**WRITTEN REQUEST**
Scan the data below. Pull out each line where "drive" occurs.

**RAW RECORDS**
___
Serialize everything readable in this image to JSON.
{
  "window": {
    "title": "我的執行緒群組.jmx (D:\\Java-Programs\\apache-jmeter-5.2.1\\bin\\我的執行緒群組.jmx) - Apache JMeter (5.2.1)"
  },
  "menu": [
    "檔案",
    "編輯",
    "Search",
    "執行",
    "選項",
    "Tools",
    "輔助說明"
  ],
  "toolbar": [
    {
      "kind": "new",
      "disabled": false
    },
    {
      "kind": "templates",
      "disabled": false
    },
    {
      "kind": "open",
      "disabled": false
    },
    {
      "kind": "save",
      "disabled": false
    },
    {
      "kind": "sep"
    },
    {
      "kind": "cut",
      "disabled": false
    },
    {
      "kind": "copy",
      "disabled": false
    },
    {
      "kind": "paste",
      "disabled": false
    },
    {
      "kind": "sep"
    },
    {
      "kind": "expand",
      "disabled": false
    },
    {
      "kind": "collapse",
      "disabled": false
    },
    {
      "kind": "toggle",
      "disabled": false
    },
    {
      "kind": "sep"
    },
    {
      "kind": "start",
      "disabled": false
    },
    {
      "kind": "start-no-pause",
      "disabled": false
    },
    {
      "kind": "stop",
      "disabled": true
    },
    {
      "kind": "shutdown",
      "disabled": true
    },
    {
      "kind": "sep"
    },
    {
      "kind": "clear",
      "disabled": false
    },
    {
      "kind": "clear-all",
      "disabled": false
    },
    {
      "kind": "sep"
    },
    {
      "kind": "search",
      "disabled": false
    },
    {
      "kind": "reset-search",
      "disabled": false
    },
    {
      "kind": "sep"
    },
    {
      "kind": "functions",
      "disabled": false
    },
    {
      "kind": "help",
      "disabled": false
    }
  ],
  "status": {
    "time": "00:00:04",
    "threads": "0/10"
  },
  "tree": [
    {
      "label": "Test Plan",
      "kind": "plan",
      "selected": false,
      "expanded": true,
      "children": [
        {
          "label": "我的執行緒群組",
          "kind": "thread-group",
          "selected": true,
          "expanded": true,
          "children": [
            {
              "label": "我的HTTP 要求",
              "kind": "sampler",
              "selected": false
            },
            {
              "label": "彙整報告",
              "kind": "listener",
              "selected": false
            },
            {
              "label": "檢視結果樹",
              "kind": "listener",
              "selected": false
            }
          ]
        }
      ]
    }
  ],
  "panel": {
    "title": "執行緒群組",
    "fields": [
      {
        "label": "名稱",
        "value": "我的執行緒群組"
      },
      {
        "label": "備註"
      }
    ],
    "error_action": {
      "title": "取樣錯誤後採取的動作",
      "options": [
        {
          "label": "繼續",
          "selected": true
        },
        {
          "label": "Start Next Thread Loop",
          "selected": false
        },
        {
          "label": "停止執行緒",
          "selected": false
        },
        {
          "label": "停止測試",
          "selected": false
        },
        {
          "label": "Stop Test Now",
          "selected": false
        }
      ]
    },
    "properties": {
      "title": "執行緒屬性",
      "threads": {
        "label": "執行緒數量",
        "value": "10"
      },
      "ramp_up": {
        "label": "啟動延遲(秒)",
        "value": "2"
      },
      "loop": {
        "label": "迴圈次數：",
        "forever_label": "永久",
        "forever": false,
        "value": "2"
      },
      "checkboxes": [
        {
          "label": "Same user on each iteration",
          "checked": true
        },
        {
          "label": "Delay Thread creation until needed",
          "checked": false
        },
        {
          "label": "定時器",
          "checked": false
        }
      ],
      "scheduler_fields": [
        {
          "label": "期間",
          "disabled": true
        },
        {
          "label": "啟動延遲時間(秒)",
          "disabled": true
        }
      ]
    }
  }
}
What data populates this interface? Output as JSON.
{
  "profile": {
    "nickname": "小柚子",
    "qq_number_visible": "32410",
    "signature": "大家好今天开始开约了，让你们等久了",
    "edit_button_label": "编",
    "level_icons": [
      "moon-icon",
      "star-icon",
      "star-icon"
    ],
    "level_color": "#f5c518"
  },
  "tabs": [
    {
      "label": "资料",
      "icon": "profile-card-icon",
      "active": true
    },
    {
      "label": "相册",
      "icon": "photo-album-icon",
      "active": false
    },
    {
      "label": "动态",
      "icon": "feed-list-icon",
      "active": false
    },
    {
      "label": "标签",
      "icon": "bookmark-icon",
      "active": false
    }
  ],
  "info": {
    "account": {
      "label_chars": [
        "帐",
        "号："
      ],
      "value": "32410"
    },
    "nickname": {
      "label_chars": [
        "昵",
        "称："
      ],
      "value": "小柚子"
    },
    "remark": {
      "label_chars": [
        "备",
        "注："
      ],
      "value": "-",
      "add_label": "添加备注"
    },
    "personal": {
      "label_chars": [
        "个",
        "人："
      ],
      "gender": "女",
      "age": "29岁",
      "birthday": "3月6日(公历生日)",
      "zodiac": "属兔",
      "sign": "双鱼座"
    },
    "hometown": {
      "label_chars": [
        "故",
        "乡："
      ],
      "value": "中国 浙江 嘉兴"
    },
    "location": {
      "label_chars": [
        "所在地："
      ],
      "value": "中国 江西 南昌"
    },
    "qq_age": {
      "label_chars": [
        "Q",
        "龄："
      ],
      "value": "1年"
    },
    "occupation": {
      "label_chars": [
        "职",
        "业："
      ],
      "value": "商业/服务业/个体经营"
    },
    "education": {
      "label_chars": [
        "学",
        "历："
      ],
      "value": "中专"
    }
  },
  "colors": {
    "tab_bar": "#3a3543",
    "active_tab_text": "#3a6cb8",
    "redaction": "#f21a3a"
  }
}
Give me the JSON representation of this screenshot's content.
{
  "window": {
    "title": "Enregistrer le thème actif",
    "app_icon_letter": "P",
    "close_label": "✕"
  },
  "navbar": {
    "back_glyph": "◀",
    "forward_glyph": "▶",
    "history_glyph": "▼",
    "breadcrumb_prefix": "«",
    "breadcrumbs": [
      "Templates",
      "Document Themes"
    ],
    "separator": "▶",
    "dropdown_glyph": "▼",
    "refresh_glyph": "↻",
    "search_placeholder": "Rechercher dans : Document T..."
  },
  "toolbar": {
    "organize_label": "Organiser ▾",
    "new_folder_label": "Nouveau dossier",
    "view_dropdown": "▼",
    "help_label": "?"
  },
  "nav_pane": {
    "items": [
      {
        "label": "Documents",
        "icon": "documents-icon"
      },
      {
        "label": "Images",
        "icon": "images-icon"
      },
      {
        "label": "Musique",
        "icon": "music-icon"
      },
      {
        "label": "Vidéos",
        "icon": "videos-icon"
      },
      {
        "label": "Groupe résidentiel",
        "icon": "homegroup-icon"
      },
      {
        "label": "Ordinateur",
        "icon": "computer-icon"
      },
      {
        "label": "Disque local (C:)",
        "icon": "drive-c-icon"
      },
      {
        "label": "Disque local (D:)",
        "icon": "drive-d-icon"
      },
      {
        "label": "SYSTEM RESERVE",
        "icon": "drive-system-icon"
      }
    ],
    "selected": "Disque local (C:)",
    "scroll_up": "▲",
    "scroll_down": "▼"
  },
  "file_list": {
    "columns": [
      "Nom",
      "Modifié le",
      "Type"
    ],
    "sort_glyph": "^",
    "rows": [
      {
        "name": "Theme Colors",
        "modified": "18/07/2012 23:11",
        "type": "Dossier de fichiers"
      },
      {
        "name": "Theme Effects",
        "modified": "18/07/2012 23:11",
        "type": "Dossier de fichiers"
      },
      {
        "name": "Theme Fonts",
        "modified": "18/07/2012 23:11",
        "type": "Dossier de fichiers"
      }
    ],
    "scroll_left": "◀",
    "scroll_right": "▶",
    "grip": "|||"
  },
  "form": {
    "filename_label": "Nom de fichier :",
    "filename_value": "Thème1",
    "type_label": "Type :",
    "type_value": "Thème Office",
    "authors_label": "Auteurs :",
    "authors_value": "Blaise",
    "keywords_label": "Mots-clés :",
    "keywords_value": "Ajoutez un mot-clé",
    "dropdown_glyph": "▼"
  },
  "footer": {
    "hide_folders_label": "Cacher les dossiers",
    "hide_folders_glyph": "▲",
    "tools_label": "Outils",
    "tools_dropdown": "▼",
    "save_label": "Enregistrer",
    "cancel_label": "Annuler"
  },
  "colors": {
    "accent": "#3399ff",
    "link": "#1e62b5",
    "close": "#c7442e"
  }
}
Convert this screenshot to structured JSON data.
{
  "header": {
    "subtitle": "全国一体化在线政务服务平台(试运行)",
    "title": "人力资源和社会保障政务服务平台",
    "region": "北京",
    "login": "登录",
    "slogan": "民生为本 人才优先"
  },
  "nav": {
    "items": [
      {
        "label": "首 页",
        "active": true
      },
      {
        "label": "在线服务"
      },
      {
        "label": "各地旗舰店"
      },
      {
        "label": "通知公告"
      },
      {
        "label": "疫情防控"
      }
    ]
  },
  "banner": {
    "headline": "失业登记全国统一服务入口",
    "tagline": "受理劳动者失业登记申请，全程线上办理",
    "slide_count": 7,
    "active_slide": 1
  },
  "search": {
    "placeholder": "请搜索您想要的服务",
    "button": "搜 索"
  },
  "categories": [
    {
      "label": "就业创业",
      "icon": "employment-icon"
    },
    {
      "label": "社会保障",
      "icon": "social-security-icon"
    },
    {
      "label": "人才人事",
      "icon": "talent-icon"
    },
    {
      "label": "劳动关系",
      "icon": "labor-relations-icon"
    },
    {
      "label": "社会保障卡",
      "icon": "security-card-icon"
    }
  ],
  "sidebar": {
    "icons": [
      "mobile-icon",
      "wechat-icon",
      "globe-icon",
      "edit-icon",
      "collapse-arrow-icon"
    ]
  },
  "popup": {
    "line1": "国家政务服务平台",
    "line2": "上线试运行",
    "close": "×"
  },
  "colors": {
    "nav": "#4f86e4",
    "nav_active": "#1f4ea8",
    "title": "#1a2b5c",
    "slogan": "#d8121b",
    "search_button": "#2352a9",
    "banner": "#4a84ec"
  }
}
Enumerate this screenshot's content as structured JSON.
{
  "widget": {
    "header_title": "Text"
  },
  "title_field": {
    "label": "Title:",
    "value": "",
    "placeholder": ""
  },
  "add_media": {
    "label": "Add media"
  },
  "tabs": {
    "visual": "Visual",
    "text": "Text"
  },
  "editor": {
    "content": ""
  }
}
___
**COMPLETED EXERCISE**
        "icon": "drive-c-icon"
        "icon": "drive-d-icon"
        "icon": "drive-system-icon"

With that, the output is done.